§ **Given request**
Repeat every record exactly, but keep images out of the copy.

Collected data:
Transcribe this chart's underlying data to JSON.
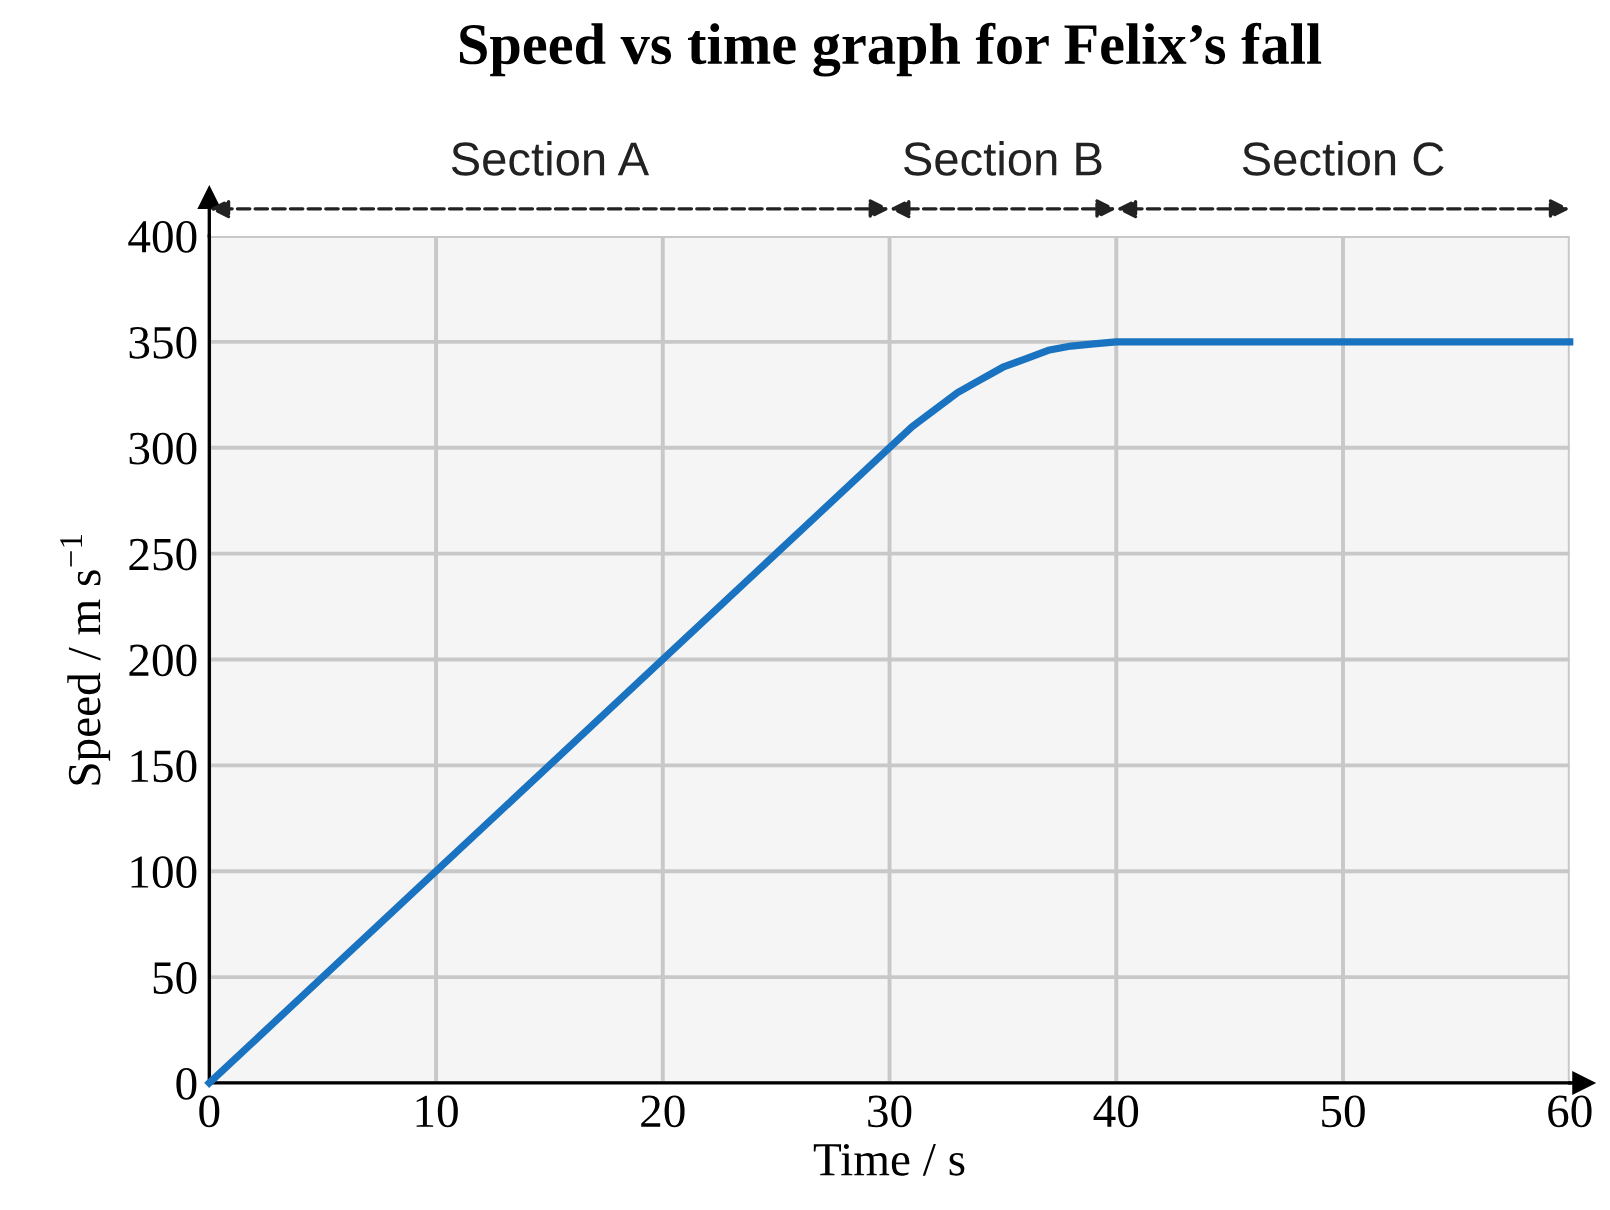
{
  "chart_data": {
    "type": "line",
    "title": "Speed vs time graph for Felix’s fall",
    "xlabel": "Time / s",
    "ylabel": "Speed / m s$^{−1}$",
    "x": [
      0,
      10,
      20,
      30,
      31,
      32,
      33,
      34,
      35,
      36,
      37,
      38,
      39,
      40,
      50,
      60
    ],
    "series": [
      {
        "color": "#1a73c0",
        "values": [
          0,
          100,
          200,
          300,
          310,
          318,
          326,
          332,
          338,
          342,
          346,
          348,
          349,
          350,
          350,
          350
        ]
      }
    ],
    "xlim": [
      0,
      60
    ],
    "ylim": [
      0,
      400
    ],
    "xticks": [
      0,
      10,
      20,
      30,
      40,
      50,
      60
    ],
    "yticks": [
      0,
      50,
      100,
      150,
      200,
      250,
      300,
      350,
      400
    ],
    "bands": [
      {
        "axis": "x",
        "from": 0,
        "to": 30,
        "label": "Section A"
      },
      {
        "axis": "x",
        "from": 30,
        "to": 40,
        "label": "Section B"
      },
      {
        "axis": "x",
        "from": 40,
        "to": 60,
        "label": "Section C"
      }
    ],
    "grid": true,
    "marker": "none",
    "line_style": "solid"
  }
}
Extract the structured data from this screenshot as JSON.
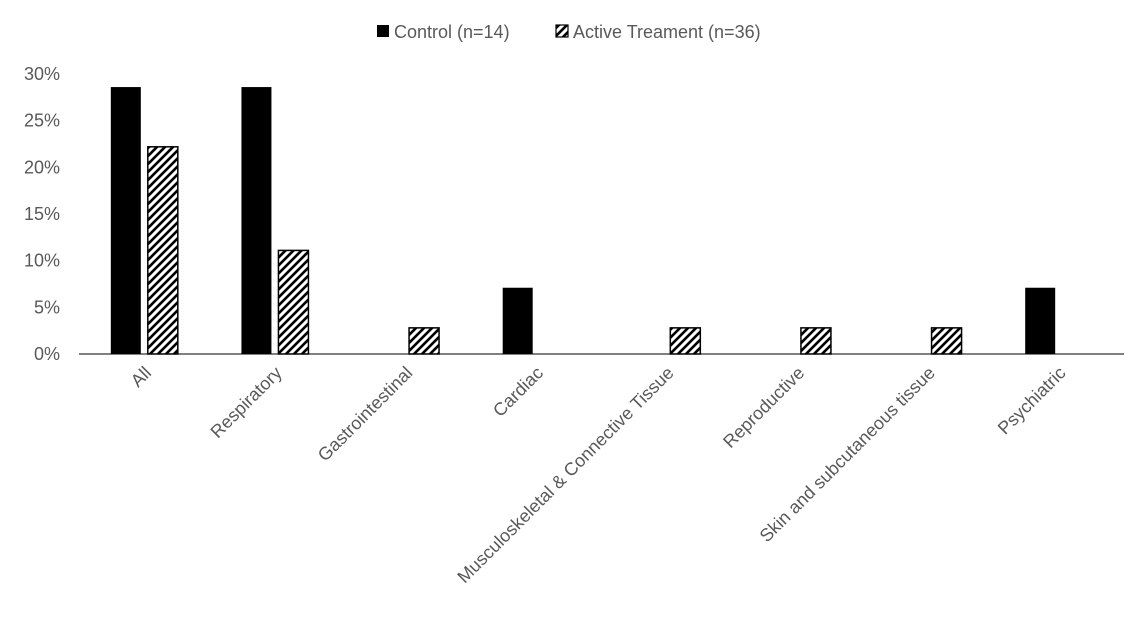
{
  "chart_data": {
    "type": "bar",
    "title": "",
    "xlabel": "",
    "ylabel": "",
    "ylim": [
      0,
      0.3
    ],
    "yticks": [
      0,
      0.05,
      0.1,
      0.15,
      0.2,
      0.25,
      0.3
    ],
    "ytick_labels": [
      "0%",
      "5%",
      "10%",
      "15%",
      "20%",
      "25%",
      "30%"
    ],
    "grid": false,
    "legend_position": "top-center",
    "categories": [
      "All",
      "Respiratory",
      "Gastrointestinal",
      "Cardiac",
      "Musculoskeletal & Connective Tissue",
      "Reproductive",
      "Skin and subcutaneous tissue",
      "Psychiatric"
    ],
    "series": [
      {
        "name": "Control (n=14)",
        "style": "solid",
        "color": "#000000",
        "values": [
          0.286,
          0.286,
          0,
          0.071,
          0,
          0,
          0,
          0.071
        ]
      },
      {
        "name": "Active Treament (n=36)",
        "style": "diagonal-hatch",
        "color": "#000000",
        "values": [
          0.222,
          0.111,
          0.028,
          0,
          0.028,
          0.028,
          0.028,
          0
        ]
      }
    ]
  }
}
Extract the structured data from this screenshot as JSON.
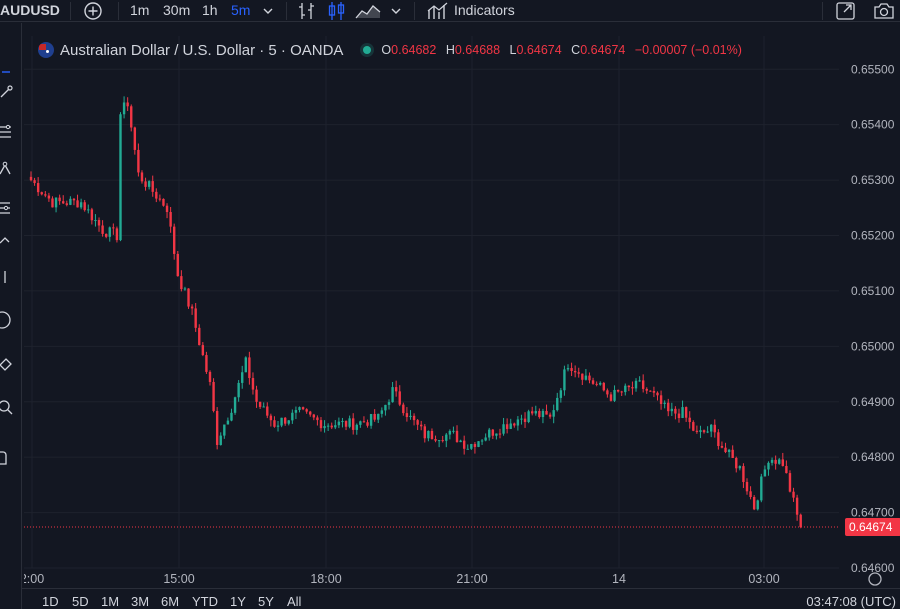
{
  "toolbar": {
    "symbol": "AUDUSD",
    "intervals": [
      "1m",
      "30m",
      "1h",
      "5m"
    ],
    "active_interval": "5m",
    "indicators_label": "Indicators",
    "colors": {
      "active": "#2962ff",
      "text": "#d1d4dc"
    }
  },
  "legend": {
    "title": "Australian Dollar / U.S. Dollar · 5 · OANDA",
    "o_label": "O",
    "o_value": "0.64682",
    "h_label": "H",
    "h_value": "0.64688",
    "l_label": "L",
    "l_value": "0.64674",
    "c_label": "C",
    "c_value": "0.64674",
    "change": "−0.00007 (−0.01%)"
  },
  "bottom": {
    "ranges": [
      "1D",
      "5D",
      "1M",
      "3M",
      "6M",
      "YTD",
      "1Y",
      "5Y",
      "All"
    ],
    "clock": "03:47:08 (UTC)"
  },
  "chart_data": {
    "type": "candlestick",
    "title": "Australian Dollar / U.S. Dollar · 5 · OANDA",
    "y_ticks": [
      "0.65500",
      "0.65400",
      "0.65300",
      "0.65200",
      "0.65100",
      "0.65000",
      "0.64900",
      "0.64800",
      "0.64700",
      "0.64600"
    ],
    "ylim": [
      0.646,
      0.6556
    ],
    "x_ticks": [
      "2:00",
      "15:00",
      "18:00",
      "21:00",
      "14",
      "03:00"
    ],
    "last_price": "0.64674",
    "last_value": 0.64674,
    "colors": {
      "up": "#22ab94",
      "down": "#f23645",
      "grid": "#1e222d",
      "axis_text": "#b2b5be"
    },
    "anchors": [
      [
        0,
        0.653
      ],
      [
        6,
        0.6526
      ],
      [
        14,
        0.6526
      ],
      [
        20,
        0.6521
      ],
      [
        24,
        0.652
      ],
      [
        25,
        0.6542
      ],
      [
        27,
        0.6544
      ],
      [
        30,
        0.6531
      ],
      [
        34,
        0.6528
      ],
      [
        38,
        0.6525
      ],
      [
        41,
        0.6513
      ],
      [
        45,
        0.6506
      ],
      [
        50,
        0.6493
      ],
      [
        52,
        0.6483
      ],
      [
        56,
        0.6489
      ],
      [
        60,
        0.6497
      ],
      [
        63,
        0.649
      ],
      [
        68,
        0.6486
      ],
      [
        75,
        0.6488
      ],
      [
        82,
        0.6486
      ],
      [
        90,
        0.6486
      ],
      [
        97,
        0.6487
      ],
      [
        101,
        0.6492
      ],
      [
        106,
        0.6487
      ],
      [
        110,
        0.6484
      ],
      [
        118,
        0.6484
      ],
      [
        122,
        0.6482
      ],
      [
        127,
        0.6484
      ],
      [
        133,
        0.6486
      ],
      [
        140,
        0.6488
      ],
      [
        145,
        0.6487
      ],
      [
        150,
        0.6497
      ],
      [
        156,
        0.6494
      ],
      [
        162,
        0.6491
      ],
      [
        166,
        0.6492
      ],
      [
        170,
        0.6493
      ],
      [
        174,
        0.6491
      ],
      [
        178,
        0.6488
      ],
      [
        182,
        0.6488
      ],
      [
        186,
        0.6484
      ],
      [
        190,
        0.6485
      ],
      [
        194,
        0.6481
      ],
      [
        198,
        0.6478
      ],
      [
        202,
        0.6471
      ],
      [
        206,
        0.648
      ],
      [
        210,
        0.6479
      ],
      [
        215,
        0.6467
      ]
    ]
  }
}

§ **Exercise answer**
Transcribe this chart's underlying data to JSON.
{
  "chart_data": {
    "type": "line",
    "title": "Speed vs time graph for Felix’s fall",
    "xlabel": "Time / s",
    "ylabel": "Speed / m s$^{−1}$",
    "x": [
      0,
      10,
      20,
      30,
      31,
      32,
      33,
      34,
      35,
      36,
      37,
      38,
      39,
      40,
      50,
      60
    ],
    "series": [
      {
        "color": "#1a73c0",
        "values": [
          0,
          100,
          200,
          300,
          310,
          318,
          326,
          332,
          338,
          342,
          346,
          348,
          349,
          350,
          350,
          350
        ]
      }
    ],
    "xlim": [
      0,
      60
    ],
    "ylim": [
      0,
      400
    ],
    "xticks": [
      0,
      10,
      20,
      30,
      40,
      50,
      60
    ],
    "yticks": [
      0,
      50,
      100,
      150,
      200,
      250,
      300,
      350,
      400
    ],
    "bands": [
      {
        "axis": "x",
        "from": 0,
        "to": 30,
        "label": "Section A"
      },
      {
        "axis": "x",
        "from": 30,
        "to": 40,
        "label": "Section B"
      },
      {
        "axis": "x",
        "from": 40,
        "to": 60,
        "label": "Section C"
      }
    ],
    "grid": true,
    "marker": "none",
    "line_style": "solid"
  }
}
Extract the structured data from this screenshot as JSON.
{
  "chart_data": {
    "type": "bar",
    "title": "",
    "xlabel": "",
    "ylabel": "",
    "ylim": [
      0,
      0.3
    ],
    "yticks": [
      0,
      0.05,
      0.1,
      0.15,
      0.2,
      0.25,
      0.3
    ],
    "ytick_labels": [
      "0%",
      "5%",
      "10%",
      "15%",
      "20%",
      "25%",
      "30%"
    ],
    "grid": false,
    "legend_position": "top-center",
    "categories": [
      "All",
      "Respiratory",
      "Gastrointestinal",
      "Cardiac",
      "Musculoskeletal & Connective Tissue",
      "Reproductive",
      "Skin and subcutaneous tissue",
      "Psychiatric"
    ],
    "series": [
      {
        "name": "Control (n=14)",
        "style": "solid",
        "color": "#000000",
        "values": [
          0.286,
          0.286,
          0,
          0.071,
          0,
          0,
          0,
          0.071
        ]
      },
      {
        "name": "Active Treament (n=36)",
        "style": "diagonal-hatch",
        "color": "#000000",
        "values": [
          0.222,
          0.111,
          0.028,
          0,
          0.028,
          0.028,
          0.028,
          0
        ]
      }
    ]
  }
}
Extract the structured data from this screenshot as JSON.
{
  "toolbar": {
    "symbol": "AUDUSD",
    "intervals": [
      "1m",
      "30m",
      "1h",
      "5m"
    ],
    "active_interval": "5m",
    "indicators_label": "Indicators",
    "colors": {
      "active": "#2962ff",
      "text": "#d1d4dc"
    }
  },
  "legend": {
    "title": "Australian Dollar / U.S. Dollar · 5 · OANDA",
    "o_label": "O",
    "o_value": "0.64682",
    "h_label": "H",
    "h_value": "0.64688",
    "l_label": "L",
    "l_value": "0.64674",
    "c_label": "C",
    "c_value": "0.64674",
    "change": "−0.00007 (−0.01%)"
  },
  "bottom": {
    "ranges": [
      "1D",
      "5D",
      "1M",
      "3M",
      "6M",
      "YTD",
      "1Y",
      "5Y",
      "All"
    ],
    "clock": "03:47:08 (UTC)"
  },
  "chart_data": {
    "type": "candlestick",
    "title": "Australian Dollar / U.S. Dollar · 5 · OANDA",
    "y_ticks": [
      "0.65500",
      "0.65400",
      "0.65300",
      "0.65200",
      "0.65100",
      "0.65000",
      "0.64900",
      "0.64800",
      "0.64700",
      "0.64600"
    ],
    "ylim": [
      0.646,
      0.6556
    ],
    "x_ticks": [
      "2:00",
      "15:00",
      "18:00",
      "21:00",
      "14",
      "03:00"
    ],
    "last_price": "0.64674",
    "last_value": 0.64674,
    "colors": {
      "up": "#22ab94",
      "down": "#f23645",
      "grid": "#1e222d",
      "axis_text": "#b2b5be"
    },
    "anchors": [
      [
        0,
        0.653
      ],
      [
        6,
        0.6526
      ],
      [
        14,
        0.6526
      ],
      [
        20,
        0.6521
      ],
      [
        24,
        0.652
      ],
      [
        25,
        0.6542
      ],
      [
        27,
        0.6544
      ],
      [
        30,
        0.6531
      ],
      [
        34,
        0.6528
      ],
      [
        38,
        0.6525
      ],
      [
        41,
        0.6513
      ],
      [
        45,
        0.6506
      ],
      [
        50,
        0.6493
      ],
      [
        52,
        0.6483
      ],
      [
        56,
        0.6489
      ],
      [
        60,
        0.6497
      ],
      [
        63,
        0.649
      ],
      [
        68,
        0.6486
      ],
      [
        75,
        0.6488
      ],
      [
        82,
        0.6486
      ],
      [
        90,
        0.6486
      ],
      [
        97,
        0.6487
      ],
      [
        101,
        0.6492
      ],
      [
        106,
        0.6487
      ],
      [
        110,
        0.6484
      ],
      [
        118,
        0.6484
      ],
      [
        122,
        0.6482
      ],
      [
        127,
        0.6484
      ],
      [
        133,
        0.6486
      ],
      [
        140,
        0.6488
      ],
      [
        145,
        0.6487
      ],
      [
        150,
        0.6497
      ],
      [
        156,
        0.6494
      ],
      [
        162,
        0.6491
      ],
      [
        166,
        0.6492
      ],
      [
        170,
        0.6493
      ],
      [
        174,
        0.6491
      ],
      [
        178,
        0.6488
      ],
      [
        182,
        0.6488
      ],
      [
        186,
        0.6484
      ],
      [
        190,
        0.6485
      ],
      [
        194,
        0.6481
      ],
      [
        198,
        0.6478
      ],
      [
        202,
        0.6471
      ],
      [
        206,
        0.648
      ],
      [
        210,
        0.6479
      ],
      [
        215,
        0.6467
      ]
    ]
  }
}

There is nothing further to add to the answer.